## DESCRIPTION OF THE TASK
Take each line containing the word "больше" and copy it.

***

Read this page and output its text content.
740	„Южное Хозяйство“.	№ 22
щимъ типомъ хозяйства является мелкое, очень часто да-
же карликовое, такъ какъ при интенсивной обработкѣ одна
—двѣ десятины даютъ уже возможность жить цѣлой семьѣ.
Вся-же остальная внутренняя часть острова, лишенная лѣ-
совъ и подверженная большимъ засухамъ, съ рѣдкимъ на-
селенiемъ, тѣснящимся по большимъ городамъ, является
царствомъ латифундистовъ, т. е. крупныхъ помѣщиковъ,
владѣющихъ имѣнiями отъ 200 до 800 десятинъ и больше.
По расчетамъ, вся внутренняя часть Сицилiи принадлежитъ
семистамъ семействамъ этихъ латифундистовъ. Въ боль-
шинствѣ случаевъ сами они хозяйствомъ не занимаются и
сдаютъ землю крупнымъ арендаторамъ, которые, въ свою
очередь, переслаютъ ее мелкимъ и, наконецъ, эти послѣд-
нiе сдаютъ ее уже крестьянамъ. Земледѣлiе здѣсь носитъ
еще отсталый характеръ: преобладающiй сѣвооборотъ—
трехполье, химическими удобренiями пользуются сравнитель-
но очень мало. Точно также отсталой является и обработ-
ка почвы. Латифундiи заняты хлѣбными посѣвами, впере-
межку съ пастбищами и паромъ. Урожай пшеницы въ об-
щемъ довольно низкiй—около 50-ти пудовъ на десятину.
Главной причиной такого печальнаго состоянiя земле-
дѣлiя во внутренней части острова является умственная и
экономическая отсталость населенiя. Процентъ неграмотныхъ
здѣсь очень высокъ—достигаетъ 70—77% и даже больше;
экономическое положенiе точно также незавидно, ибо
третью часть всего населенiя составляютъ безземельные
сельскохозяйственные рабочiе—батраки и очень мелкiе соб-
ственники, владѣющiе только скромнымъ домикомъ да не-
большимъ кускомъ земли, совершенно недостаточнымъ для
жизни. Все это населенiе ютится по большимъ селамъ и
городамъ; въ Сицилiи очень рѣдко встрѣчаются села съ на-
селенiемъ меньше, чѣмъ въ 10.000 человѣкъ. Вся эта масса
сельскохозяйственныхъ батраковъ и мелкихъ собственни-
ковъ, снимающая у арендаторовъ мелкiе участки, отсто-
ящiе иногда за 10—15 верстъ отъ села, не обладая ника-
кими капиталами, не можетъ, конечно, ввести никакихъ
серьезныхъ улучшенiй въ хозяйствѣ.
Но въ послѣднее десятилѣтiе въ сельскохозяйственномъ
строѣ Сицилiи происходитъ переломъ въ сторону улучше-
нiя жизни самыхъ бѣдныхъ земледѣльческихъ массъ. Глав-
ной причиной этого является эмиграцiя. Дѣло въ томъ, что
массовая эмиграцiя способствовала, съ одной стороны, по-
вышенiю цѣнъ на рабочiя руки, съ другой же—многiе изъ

***

## TASK RESPONSE
владѣющихъ имѣнiями отъ 200 до 800 десятинъ и больше.
здѣсь очень высокъ—достигаетъ 70—77% и даже больше;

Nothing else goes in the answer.